■ JOB
Show all lines of the listing that hold the word "children".

(Stored entries)
__________

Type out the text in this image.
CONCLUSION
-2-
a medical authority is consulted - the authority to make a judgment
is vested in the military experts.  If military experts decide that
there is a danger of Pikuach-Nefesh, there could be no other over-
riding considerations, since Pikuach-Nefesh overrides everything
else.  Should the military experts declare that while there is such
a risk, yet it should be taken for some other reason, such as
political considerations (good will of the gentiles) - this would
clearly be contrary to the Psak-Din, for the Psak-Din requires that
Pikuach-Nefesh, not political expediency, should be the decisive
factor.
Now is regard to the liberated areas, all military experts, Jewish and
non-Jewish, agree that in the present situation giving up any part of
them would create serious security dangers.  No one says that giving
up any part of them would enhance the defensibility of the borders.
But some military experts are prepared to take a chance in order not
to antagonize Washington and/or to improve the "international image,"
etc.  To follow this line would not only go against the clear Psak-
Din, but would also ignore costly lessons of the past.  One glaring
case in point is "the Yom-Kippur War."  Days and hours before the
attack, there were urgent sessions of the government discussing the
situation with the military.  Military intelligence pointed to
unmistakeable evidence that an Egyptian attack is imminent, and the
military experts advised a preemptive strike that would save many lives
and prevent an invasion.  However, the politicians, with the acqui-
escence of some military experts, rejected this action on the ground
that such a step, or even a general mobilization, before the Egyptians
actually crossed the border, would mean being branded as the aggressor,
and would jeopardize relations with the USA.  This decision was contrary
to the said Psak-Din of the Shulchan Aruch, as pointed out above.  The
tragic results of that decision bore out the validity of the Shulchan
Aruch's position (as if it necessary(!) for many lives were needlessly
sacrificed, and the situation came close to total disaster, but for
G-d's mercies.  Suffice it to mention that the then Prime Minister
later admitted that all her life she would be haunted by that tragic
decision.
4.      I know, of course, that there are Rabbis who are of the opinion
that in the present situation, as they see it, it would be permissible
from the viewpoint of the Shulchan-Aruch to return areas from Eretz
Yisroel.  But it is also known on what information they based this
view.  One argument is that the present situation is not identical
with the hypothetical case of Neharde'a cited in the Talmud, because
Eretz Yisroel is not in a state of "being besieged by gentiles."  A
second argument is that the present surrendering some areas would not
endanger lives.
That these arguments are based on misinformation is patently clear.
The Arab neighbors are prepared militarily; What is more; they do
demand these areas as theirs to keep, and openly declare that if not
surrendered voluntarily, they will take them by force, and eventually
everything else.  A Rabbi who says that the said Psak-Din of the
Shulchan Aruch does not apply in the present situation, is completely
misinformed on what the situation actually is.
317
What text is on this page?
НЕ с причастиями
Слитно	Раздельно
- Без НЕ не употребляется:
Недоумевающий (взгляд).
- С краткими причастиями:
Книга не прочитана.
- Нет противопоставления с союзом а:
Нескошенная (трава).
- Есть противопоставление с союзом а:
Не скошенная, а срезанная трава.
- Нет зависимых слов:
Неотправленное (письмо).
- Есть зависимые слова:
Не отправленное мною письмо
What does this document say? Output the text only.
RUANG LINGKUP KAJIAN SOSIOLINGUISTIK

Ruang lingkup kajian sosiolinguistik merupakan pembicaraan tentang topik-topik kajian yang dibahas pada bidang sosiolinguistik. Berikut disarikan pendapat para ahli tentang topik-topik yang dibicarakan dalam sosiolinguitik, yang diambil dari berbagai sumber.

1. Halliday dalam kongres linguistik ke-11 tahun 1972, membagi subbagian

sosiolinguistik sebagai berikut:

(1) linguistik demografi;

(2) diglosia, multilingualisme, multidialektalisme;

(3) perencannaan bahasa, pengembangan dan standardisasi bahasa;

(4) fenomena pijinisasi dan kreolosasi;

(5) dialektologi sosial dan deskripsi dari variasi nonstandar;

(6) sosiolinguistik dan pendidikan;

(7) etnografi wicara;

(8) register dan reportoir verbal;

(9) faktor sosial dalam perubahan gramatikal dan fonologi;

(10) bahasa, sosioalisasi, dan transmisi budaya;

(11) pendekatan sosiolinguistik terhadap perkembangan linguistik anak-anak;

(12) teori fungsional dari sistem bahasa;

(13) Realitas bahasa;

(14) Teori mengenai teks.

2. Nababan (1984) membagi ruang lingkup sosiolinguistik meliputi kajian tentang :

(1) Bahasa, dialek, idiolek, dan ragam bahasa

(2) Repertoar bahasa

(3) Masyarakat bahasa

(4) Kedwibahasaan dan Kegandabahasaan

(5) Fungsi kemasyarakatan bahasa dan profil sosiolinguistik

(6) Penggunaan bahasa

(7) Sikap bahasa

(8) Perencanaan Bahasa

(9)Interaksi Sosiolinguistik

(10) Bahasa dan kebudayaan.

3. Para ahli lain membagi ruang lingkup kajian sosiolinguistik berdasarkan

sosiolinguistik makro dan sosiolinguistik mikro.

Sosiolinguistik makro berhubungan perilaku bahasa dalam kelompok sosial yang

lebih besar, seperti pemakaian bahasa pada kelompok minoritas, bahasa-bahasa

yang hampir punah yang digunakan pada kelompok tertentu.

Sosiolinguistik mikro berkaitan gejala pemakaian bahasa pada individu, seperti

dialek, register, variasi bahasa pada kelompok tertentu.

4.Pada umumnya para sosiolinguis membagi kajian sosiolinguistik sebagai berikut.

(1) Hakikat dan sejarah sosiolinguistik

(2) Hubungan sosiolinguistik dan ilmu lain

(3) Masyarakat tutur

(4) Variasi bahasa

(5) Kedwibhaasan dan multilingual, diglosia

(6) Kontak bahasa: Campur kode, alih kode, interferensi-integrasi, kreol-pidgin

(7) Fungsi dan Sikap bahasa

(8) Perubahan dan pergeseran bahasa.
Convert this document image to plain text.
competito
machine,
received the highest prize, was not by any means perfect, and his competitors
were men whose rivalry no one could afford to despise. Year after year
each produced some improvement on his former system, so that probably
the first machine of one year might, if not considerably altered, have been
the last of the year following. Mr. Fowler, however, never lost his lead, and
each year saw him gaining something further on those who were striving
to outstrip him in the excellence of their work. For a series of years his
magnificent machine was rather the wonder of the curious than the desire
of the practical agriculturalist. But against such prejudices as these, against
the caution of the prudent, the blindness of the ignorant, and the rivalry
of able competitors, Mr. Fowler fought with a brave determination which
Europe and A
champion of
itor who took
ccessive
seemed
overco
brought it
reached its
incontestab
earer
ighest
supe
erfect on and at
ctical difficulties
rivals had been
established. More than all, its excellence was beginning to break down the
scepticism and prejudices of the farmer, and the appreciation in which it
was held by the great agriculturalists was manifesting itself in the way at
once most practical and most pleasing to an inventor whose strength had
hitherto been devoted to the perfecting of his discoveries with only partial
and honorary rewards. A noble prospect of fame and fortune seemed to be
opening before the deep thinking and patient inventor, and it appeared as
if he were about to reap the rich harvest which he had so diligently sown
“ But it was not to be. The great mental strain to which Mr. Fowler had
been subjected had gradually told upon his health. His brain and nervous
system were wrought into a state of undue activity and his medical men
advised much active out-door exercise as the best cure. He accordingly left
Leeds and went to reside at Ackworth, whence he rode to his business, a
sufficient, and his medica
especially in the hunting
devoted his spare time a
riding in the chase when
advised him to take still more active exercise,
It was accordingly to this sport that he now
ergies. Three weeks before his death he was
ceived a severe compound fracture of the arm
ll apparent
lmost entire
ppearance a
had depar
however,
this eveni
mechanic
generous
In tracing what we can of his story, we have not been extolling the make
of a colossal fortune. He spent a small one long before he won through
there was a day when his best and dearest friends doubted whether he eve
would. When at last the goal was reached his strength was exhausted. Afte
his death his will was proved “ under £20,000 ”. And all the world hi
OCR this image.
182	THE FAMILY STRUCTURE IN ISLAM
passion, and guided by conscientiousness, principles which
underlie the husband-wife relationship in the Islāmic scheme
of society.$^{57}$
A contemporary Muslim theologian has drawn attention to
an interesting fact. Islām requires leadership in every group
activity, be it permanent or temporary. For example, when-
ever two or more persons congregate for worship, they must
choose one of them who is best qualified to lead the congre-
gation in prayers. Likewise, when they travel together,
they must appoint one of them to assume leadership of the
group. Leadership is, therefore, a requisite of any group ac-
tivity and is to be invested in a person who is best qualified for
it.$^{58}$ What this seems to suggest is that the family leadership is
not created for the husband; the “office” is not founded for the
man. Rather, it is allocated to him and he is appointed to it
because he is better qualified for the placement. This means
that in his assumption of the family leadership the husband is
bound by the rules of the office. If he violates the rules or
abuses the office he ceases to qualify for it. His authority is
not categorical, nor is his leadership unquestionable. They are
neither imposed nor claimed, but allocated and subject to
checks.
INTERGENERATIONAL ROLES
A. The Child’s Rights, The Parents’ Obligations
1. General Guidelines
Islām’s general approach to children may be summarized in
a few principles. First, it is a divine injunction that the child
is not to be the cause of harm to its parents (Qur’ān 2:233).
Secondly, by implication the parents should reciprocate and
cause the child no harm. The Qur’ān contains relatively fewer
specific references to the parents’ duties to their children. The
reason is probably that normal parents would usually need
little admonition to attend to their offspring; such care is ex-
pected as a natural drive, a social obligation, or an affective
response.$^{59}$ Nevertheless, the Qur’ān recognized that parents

__________

■ SOLUTION TO THIS TASK
Islām’s general approach to children may be summarized in
specific references to the parents’ duties to their children. The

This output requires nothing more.